▶ [WORK REQUIRED]
Determine how many of the lines below hold the word "success". Give the number and nothing else.

++++

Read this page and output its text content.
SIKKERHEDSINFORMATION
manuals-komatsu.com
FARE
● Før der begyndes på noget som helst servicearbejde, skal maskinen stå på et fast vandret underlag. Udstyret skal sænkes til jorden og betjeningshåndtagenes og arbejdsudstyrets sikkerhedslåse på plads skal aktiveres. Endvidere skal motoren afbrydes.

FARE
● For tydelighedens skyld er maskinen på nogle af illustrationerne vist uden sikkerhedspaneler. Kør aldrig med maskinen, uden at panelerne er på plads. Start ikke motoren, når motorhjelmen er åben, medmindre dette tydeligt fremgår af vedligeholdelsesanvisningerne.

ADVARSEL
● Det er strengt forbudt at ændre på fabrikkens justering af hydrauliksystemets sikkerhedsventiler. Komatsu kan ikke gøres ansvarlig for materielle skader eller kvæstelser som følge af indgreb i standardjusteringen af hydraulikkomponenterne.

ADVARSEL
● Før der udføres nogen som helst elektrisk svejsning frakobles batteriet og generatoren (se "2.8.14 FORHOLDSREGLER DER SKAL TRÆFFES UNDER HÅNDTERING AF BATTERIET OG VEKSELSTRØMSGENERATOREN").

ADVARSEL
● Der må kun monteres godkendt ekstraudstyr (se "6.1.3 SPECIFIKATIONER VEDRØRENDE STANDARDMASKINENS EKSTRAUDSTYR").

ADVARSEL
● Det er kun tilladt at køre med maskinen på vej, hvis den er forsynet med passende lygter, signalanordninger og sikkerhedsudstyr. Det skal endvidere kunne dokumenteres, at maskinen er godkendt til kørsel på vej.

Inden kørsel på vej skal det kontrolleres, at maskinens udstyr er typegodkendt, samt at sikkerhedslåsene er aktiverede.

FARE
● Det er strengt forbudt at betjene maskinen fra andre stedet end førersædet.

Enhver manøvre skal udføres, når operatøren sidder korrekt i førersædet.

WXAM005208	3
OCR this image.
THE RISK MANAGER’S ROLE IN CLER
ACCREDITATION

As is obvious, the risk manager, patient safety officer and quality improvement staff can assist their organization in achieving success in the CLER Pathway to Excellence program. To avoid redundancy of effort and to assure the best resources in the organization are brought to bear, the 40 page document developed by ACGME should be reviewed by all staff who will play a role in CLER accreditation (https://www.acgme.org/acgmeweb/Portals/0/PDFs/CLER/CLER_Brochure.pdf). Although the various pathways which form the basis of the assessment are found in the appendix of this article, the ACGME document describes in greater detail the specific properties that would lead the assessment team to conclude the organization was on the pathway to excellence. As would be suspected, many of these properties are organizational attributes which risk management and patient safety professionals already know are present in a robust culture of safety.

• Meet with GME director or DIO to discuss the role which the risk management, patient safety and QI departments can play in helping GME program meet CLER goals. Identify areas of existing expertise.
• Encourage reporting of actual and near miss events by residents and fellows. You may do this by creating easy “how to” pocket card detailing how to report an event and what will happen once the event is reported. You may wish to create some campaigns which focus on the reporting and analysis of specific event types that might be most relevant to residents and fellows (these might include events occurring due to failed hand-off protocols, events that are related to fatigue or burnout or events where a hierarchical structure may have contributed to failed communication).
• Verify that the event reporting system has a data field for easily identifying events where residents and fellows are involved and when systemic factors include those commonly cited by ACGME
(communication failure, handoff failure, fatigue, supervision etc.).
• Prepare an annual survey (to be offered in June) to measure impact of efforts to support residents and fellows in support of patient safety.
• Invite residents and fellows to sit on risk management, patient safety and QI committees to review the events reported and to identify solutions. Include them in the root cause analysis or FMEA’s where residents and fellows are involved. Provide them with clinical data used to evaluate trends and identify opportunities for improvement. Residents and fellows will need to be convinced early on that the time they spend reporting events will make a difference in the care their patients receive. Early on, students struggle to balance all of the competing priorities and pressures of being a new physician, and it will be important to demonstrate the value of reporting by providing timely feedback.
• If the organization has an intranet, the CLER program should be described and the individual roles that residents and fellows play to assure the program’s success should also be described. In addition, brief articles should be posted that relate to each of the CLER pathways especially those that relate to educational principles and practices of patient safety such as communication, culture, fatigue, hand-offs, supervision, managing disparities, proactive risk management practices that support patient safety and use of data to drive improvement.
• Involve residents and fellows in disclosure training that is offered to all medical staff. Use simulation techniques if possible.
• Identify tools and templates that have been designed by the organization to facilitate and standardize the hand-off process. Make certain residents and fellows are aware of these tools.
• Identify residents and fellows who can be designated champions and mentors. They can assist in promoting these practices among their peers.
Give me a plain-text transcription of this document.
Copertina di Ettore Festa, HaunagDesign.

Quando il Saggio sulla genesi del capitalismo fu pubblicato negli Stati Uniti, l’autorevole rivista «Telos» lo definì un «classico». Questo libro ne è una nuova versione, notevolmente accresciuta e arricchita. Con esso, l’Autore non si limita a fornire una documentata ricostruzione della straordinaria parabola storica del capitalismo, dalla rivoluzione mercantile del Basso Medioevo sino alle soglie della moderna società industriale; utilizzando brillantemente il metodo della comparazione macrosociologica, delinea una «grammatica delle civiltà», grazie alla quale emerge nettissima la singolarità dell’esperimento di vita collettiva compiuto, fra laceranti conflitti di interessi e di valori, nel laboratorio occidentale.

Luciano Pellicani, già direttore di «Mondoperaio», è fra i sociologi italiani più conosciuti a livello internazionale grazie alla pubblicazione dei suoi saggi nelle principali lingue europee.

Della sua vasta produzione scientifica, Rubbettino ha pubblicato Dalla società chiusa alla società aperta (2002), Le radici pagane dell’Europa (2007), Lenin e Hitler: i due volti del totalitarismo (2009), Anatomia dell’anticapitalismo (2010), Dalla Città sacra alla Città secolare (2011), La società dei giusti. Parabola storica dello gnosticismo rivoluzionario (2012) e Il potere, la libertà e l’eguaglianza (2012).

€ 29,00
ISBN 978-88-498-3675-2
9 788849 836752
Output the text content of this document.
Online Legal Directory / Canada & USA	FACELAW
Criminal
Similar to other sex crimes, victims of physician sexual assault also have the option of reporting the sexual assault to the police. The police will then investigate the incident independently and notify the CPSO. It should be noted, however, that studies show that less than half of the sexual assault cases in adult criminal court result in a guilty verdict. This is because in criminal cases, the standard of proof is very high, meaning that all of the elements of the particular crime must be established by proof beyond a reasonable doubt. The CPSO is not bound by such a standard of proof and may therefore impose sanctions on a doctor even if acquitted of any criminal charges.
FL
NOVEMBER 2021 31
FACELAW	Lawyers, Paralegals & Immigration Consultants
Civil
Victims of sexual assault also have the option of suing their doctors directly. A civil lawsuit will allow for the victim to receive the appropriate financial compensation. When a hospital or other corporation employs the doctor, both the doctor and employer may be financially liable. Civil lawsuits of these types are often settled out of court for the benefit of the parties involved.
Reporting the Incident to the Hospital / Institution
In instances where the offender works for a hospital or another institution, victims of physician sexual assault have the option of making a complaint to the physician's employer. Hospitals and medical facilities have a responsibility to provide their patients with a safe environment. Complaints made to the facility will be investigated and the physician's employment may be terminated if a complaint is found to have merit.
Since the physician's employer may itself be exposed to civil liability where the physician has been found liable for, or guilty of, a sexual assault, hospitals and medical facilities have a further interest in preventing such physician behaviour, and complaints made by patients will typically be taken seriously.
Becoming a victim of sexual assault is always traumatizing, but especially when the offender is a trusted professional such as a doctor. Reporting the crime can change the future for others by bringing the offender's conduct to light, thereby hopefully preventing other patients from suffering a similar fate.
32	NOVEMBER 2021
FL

++++

▶ [PROBLEM SOLUTION]
2